§ Written task: Pull every line containing "SARANDI" out of the material below.

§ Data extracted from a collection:
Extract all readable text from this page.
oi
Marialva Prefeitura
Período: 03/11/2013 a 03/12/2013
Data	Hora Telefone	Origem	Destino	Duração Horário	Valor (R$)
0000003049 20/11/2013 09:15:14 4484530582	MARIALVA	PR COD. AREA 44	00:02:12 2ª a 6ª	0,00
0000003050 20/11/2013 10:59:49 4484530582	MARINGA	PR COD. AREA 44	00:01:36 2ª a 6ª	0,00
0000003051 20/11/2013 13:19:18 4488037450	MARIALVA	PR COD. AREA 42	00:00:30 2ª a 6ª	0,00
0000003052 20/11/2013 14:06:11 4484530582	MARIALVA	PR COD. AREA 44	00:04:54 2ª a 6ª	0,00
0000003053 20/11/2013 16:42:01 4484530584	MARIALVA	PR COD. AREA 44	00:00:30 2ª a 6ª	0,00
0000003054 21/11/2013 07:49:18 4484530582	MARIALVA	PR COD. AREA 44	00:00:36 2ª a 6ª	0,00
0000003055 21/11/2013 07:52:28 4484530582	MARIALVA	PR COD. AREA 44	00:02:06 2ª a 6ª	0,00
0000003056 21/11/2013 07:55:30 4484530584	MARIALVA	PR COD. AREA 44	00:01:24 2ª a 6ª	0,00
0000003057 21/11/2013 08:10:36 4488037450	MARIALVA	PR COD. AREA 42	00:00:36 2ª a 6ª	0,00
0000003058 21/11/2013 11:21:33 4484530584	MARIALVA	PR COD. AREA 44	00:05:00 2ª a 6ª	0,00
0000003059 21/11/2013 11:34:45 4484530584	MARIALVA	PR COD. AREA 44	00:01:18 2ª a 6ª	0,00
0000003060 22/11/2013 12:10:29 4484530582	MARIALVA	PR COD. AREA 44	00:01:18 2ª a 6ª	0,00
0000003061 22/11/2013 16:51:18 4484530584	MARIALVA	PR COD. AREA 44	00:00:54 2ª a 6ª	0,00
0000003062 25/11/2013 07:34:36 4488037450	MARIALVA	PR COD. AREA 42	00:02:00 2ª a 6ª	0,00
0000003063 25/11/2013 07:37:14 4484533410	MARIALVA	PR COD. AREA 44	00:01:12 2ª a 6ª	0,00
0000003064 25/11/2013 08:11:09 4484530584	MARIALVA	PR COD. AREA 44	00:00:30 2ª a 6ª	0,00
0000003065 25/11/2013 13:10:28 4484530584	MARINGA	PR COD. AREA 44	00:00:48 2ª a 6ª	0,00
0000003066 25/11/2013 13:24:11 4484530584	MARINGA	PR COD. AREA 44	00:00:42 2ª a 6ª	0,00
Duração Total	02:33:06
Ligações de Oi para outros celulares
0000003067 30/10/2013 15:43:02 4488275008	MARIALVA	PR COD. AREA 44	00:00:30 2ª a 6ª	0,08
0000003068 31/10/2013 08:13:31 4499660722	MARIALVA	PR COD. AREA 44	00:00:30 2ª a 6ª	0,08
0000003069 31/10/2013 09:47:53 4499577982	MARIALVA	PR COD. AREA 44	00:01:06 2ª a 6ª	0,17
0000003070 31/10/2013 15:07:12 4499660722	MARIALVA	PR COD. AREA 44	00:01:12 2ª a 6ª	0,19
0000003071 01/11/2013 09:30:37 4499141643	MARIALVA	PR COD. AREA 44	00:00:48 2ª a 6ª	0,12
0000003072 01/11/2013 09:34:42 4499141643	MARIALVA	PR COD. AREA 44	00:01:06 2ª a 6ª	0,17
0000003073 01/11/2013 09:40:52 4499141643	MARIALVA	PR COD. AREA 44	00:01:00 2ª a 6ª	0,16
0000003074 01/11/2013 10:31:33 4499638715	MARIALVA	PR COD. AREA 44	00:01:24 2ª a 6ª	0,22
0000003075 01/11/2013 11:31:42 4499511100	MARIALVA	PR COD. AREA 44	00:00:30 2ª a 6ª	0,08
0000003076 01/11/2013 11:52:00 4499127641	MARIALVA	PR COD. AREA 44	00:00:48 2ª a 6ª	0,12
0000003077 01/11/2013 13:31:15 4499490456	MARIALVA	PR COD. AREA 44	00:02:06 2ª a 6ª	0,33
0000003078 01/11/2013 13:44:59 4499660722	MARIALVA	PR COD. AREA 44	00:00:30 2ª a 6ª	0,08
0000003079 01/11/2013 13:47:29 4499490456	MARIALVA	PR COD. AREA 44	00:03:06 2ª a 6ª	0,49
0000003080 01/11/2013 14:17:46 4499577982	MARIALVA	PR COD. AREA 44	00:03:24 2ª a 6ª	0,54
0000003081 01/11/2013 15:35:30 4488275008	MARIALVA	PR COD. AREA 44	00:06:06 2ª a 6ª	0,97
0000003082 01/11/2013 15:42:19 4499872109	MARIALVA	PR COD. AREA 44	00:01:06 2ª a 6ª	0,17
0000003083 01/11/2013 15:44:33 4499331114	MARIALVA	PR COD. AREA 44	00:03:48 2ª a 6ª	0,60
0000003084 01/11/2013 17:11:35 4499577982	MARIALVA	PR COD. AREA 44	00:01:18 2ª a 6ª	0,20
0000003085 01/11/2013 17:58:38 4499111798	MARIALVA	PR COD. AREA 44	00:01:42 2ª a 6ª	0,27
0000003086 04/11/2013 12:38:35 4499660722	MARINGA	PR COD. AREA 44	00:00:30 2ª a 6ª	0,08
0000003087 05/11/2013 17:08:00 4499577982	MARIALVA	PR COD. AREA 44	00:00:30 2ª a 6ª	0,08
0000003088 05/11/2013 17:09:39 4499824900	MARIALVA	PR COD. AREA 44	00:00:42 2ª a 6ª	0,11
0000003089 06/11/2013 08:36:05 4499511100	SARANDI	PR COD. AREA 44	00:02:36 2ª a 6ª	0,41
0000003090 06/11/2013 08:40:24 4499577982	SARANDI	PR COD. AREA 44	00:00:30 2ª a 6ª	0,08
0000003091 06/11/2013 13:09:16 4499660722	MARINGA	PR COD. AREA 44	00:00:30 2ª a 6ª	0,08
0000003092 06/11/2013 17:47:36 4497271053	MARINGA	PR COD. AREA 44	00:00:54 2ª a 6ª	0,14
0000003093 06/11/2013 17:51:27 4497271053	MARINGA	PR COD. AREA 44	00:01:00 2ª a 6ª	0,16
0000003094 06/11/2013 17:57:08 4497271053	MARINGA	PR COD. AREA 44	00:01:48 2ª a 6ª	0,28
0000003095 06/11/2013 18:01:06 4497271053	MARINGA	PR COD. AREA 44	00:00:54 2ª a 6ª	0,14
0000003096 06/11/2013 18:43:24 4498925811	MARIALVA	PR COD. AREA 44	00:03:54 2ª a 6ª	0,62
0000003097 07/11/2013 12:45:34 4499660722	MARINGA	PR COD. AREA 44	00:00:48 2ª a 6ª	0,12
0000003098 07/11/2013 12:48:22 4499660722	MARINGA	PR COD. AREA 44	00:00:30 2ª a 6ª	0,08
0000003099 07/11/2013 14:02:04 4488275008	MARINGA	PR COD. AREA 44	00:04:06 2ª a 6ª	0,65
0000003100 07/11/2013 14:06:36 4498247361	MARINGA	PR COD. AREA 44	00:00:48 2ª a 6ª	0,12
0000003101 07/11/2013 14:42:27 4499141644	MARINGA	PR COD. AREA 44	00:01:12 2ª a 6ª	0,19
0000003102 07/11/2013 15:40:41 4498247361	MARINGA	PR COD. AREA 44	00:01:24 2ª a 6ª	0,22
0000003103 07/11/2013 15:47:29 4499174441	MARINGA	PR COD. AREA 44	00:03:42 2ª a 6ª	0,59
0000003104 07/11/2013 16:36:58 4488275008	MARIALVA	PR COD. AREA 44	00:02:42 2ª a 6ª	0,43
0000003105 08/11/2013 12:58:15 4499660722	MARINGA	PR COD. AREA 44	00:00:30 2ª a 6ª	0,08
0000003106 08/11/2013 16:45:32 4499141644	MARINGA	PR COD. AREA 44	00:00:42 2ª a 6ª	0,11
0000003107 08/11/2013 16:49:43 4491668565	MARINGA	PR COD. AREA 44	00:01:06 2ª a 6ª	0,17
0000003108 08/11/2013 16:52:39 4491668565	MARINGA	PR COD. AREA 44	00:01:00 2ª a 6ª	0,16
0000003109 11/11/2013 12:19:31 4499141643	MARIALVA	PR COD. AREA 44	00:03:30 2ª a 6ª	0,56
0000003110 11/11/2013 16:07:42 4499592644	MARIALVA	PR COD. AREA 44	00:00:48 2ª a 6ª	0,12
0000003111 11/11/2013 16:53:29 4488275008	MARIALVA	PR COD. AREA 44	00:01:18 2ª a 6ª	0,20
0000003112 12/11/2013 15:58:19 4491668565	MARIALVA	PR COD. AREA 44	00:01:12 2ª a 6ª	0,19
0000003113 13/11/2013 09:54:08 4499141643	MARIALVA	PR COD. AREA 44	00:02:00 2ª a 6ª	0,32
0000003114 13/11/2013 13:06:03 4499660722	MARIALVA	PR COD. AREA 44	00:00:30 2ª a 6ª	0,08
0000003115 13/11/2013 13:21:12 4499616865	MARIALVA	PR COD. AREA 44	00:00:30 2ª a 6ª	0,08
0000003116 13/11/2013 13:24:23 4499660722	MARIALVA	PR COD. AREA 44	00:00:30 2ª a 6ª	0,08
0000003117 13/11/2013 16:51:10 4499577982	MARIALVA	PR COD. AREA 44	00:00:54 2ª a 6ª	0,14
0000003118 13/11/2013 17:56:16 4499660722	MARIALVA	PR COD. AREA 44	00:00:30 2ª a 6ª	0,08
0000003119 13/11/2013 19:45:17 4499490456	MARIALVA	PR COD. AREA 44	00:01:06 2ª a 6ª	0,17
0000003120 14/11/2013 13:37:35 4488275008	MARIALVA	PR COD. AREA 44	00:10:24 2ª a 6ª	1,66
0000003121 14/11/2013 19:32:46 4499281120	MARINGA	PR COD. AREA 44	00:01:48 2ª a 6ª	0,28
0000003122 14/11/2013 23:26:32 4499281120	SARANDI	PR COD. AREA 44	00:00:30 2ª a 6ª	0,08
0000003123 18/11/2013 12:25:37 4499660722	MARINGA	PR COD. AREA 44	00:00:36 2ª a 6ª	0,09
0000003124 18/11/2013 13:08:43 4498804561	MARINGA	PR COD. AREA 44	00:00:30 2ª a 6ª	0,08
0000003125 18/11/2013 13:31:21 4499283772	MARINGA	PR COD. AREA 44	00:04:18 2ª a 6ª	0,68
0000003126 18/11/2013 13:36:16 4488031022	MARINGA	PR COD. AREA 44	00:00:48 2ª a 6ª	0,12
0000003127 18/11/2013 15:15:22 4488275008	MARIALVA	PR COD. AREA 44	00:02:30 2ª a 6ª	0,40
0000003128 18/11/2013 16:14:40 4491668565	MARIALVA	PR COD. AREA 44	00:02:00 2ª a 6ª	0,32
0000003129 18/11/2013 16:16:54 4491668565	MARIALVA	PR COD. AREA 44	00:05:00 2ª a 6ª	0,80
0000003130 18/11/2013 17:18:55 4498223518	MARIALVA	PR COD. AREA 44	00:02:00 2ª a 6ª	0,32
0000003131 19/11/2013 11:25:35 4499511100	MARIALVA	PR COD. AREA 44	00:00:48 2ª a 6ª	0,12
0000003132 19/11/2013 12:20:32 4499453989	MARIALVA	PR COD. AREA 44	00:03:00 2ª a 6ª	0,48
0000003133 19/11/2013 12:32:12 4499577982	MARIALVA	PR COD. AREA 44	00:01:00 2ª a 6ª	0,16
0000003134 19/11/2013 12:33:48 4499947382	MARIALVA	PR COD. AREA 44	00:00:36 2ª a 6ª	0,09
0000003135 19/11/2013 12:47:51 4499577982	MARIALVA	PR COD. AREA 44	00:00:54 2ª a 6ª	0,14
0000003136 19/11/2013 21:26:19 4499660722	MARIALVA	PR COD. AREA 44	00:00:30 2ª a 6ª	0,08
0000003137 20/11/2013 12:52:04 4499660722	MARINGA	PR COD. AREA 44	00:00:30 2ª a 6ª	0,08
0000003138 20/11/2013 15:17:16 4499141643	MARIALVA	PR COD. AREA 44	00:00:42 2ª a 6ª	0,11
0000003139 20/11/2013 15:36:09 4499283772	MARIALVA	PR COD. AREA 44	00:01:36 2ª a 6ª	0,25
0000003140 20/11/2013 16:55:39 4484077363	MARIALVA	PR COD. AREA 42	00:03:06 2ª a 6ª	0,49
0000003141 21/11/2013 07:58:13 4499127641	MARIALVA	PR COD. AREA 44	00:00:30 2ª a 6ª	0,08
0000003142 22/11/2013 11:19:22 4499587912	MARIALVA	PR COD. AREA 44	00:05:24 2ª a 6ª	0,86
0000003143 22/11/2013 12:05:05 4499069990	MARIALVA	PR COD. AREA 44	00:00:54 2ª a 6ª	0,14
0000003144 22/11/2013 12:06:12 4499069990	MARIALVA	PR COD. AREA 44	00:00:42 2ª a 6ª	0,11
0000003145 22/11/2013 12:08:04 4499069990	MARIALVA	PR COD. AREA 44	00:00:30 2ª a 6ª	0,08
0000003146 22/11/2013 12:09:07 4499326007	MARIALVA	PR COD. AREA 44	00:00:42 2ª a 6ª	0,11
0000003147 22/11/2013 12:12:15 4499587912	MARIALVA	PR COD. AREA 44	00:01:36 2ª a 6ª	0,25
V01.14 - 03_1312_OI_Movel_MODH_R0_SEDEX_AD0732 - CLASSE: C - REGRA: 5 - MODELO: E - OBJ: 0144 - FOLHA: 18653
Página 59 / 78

§ Complete response:
0000003089 06/11/2013 08:36:05 4499511100	SARANDI	PR COD. AREA 44	00:02:36 2ª a 6ª	0,41
0000003090 06/11/2013 08:40:24 4499577982	SARANDI	PR COD. AREA 44	00:00:30 2ª a 6ª	0,08
0000003122 14/11/2013 23:26:32 4499281120	SARANDI	PR COD. AREA 44	00:00:30 2ª a 6ª	0,08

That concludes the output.